◆ ENTRIES PROVIDED ◆
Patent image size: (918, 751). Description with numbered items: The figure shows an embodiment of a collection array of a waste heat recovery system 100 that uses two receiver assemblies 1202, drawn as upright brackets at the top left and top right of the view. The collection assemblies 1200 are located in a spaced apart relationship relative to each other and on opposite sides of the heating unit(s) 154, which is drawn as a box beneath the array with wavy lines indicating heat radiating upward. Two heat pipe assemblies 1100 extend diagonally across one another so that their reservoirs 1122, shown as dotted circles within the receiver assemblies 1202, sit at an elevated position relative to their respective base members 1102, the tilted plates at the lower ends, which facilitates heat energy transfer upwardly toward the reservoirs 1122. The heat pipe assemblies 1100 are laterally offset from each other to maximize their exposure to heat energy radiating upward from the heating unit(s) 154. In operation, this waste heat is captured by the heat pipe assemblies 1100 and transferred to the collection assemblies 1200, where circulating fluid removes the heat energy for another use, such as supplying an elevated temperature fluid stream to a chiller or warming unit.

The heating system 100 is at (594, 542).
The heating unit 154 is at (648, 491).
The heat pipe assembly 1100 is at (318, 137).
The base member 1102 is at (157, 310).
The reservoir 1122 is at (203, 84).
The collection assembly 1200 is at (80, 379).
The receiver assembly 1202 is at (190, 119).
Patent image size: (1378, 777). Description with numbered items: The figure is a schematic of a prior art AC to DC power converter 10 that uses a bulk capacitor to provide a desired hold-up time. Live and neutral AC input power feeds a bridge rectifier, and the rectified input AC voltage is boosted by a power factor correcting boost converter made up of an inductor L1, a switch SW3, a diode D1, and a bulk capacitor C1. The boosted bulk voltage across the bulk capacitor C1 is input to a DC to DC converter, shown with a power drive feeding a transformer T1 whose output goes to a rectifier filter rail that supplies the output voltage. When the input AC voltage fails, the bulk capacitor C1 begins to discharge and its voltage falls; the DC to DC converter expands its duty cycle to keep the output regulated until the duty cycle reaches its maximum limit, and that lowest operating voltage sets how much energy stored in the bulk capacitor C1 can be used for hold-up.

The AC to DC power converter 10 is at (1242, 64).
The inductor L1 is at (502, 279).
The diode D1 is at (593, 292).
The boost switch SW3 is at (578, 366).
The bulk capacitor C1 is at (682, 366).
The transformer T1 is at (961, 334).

◆ PROBLEM ◆
State how many lines of the data above contain the word "boost", giving only the number.

◆ CORRECT RESPONSE ◆
2